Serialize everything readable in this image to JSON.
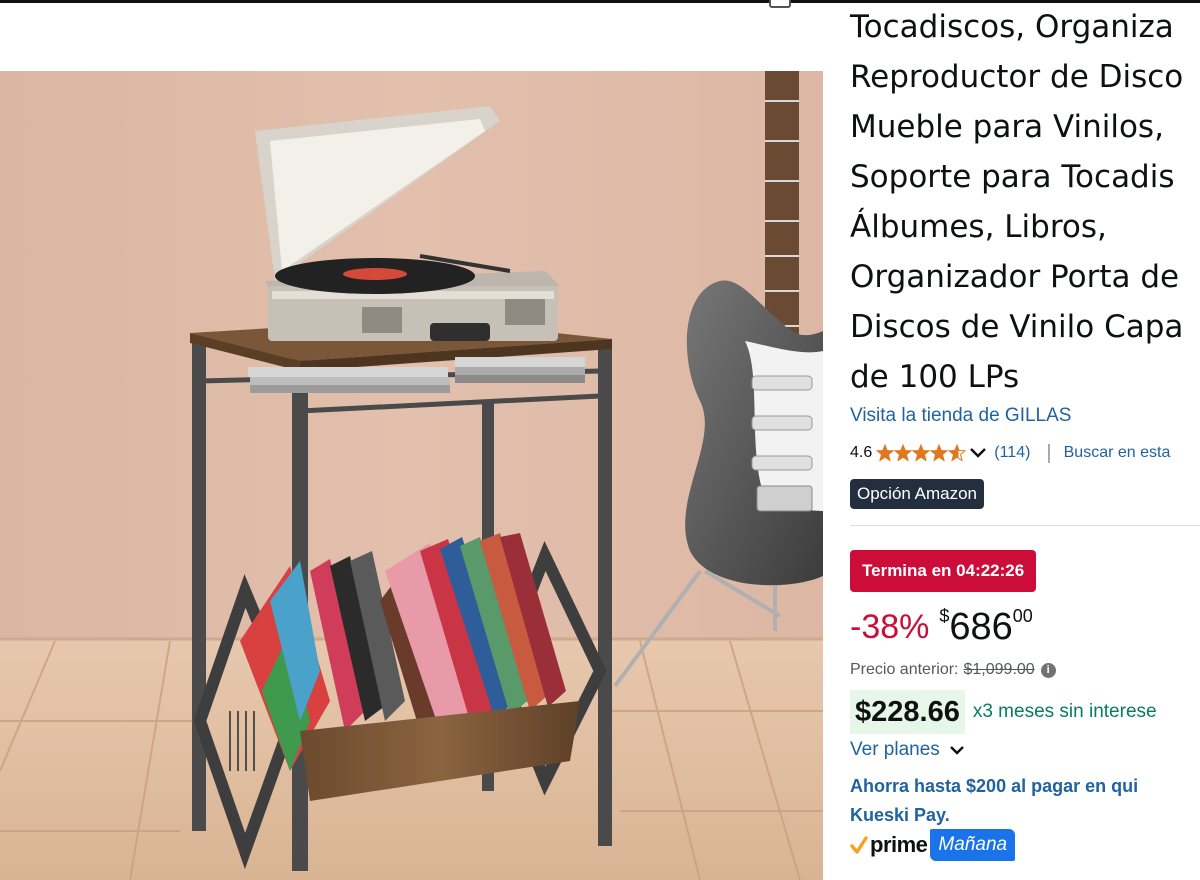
{
  "product": {
    "title_lines": [
      "Tocadiscos, Organiza",
      "Reproductor de Disco",
      "Mueble para Vinilos,",
      "Soporte para Tocadis",
      "Álbumes, Libros,",
      "Organizador Porta de",
      "Discos de Vinilo Capa",
      "de 100 LPs"
    ],
    "store_link": "Visita la tienda de GILLAS",
    "rating": "4.6",
    "rating_stars": 4.6,
    "rating_count": "(114)",
    "search_link": "Buscar en esta",
    "choice_badge": "Opción Amazon",
    "image_alt_icon": "product-photo"
  },
  "pricing": {
    "deal_badge": "Termina en 04:22:26",
    "discount": "-38%",
    "currency_symbol": "$",
    "price_whole": "686",
    "price_fraction": "00",
    "previous_label": "Precio anterior:",
    "previous_price": "$1,099.00",
    "installment_amount": "$228.66",
    "installment_text": "x3 meses sin interese",
    "plans_link": "Ver planes",
    "promo_line1": "Ahorra hasta $200 al pagar en qui",
    "promo_line2": "Kueski Pay."
  },
  "delivery": {
    "prime_label": "prime",
    "day_label": "Mañana"
  },
  "colors": {
    "link": "#2162a1",
    "deal": "#cc0c39",
    "installment_text": "#067d62",
    "star": "#de7921",
    "badge_dark": "#232f3e",
    "prime_blue": "#1a73e8"
  }
}
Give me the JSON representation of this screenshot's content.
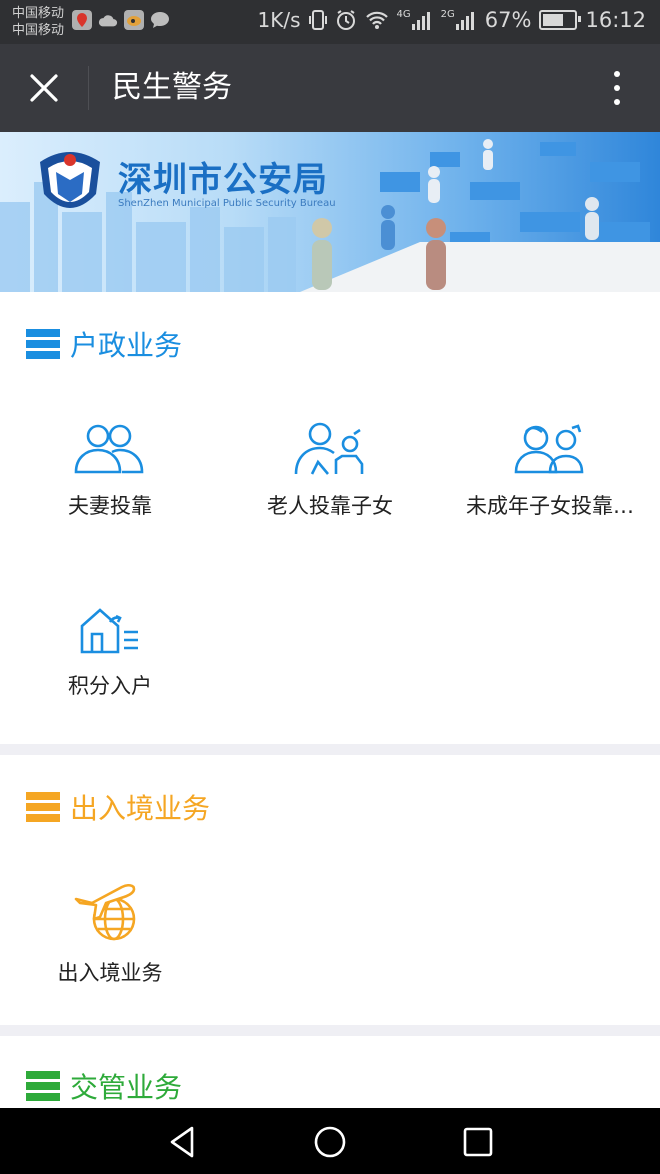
{
  "status_bar": {
    "carrier_1": "中国移动",
    "carrier_2": "中国移动",
    "speed": "1K/s",
    "network_4g": "4G",
    "network_2g": "2G",
    "battery": "67%",
    "time": "16:12"
  },
  "nav": {
    "title": "民生警务",
    "close_icon": "close-icon",
    "more_icon": "more-vertical-icon"
  },
  "banner": {
    "title": "深圳市公安局",
    "subtitle": "ShenZhen Municipal Public Security Bureau"
  },
  "sections": [
    {
      "title": "户政业务",
      "color": "#1a8ee0",
      "items": [
        {
          "label": "夫妻投靠",
          "icon": "couple-icon"
        },
        {
          "label": "老人投靠子女",
          "icon": "elderly-icon"
        },
        {
          "label": "未成年子女投靠…",
          "icon": "children-icon"
        },
        {
          "label": "积分入户",
          "icon": "house-points-icon"
        }
      ]
    },
    {
      "title": "出入境业务",
      "color": "#f5a623",
      "items": [
        {
          "label": "出入境业务",
          "icon": "airplane-globe-icon"
        }
      ]
    },
    {
      "title": "交管业务",
      "color": "#2eaa3a",
      "items": []
    }
  ]
}
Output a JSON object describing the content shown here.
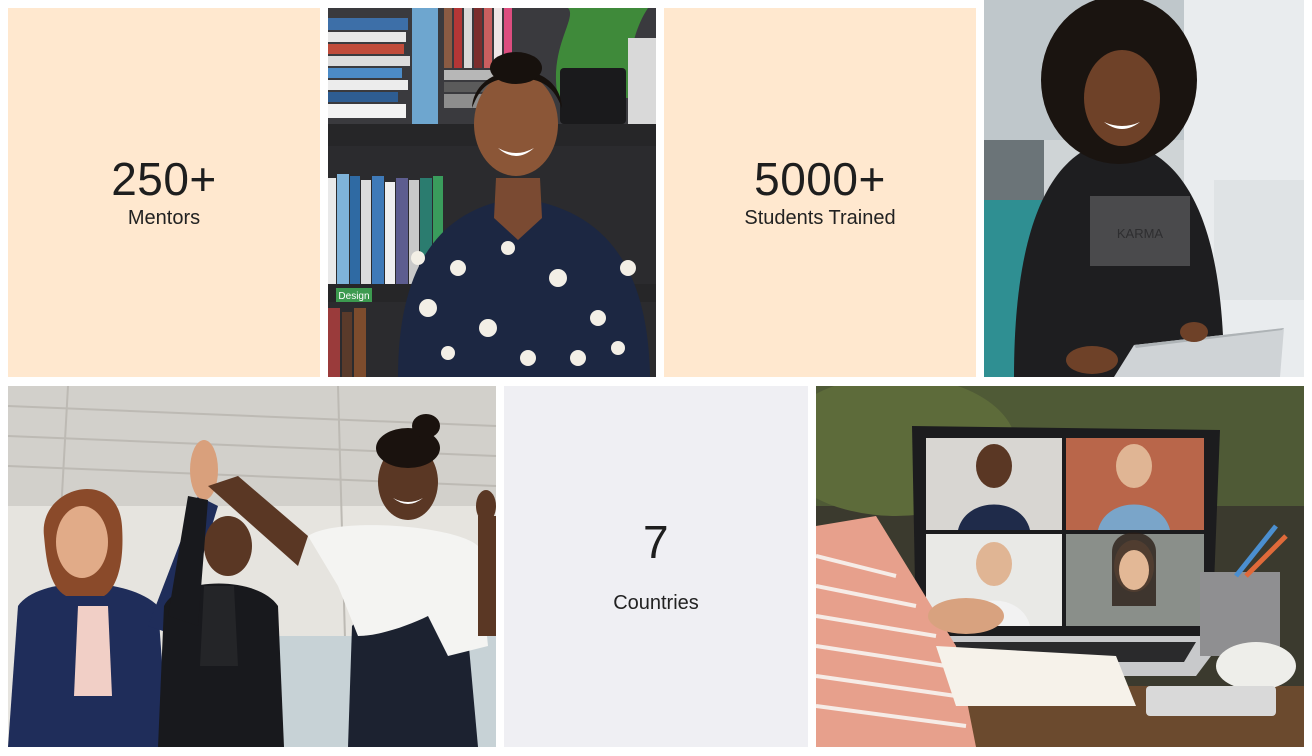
{
  "stats": [
    {
      "number": "250+",
      "label": "Mentors"
    },
    {
      "number": "5000+",
      "label": "Students Trained"
    },
    {
      "number": "7",
      "label": "Countries"
    }
  ],
  "photos": [
    {
      "icon": "mentor-portrait-photo",
      "book_label": "Design",
      "shirt_text": ""
    },
    {
      "icon": "woman-with-laptop-photo",
      "book_label": "",
      "shirt_text": "KARMA"
    },
    {
      "icon": "team-high-five-photo",
      "book_label": "",
      "shirt_text": ""
    },
    {
      "icon": "video-call-laptop-photo",
      "book_label": "",
      "shirt_text": ""
    }
  ],
  "colors": {
    "peach_tile": "#ffe8cf",
    "gray_tile": "#efeff3",
    "text": "#1e1e1e"
  }
}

■ ■ ■ ■ ■

» **Instructions for the task**
Omit each picture, then return all of the listing exactly as it stands.

» **Completed task**
Serialize everything readable in this image to JSON.
{
  "product": {
    "title_lines": [
      "Tocadiscos, Organiza",
      "Reproductor de Disco",
      "Mueble para Vinilos,",
      "Soporte para Tocadis",
      "Álbumes, Libros,",
      "Organizador Porta de",
      "Discos de Vinilo Capa",
      "de 100 LPs"
    ],
    "store_link": "Visita la tienda de GILLAS",
    "rating": "4.6",
    "rating_stars": 4.6,
    "rating_count": "(114)",
    "search_link": "Buscar en esta",
    "choice_badge": "Opción Amazon",
    "image_alt_icon": "product-photo"
  },
  "pricing": {
    "deal_badge": "Termina en 04:22:26",
    "discount": "-38%",
    "currency_symbol": "$",
    "price_whole": "686",
    "price_fraction": "00",
    "previous_label": "Precio anterior:",
    "previous_price": "$1,099.00",
    "installment_amount": "$228.66",
    "installment_text": "x3 meses sin interese",
    "plans_link": "Ver planes",
    "promo_line1": "Ahorra hasta $200 al pagar en qui",
    "promo_line2": "Kueski Pay."
  },
  "delivery": {
    "prime_label": "prime",
    "day_label": "Mañana"
  },
  "colors": {
    "link": "#2162a1",
    "deal": "#cc0c39",
    "installment_text": "#067d62",
    "star": "#de7921",
    "badge_dark": "#232f3e",
    "prime_blue": "#1a73e8"
  }
}
Give me the JSON representation of this screenshot's content.
{
  "status_bar": {
    "carrier_1": "中国移动",
    "carrier_2": "中国移动",
    "speed": "1K/s",
    "network_4g": "4G",
    "network_2g": "2G",
    "battery": "67%",
    "time": "16:12"
  },
  "nav": {
    "title": "民生警务",
    "close_icon": "close-icon",
    "more_icon": "more-vertical-icon"
  },
  "banner": {
    "title": "深圳市公安局",
    "subtitle": "ShenZhen Municipal Public Security Bureau"
  },
  "sections": [
    {
      "title": "户政业务",
      "color": "#1a8ee0",
      "items": [
        {
          "label": "夫妻投靠",
          "icon": "couple-icon"
        },
        {
          "label": "老人投靠子女",
          "icon": "elderly-icon"
        },
        {
          "label": "未成年子女投靠…",
          "icon": "children-icon"
        },
        {
          "label": "积分入户",
          "icon": "house-points-icon"
        }
      ]
    },
    {
      "title": "出入境业务",
      "color": "#f5a623",
      "items": [
        {
          "label": "出入境业务",
          "icon": "airplane-globe-icon"
        }
      ]
    },
    {
      "title": "交管业务",
      "color": "#2eaa3a",
      "items": []
    }
  ]
}
Output a JSON object describing the content shown here.
{
  "stats": [
    {
      "number": "250+",
      "label": "Mentors"
    },
    {
      "number": "5000+",
      "label": "Students Trained"
    },
    {
      "number": "7",
      "label": "Countries"
    }
  ],
  "photos": [
    {
      "icon": "mentor-portrait-photo",
      "book_label": "Design",
      "shirt_text": ""
    },
    {
      "icon": "woman-with-laptop-photo",
      "book_label": "",
      "shirt_text": "KARMA"
    },
    {
      "icon": "team-high-five-photo",
      "book_label": "",
      "shirt_text": ""
    },
    {
      "icon": "video-call-laptop-photo",
      "book_label": "",
      "shirt_text": ""
    }
  ],
  "colors": {
    "peach_tile": "#ffe8cf",
    "gray_tile": "#efeff3",
    "text": "#1e1e1e"
  }
}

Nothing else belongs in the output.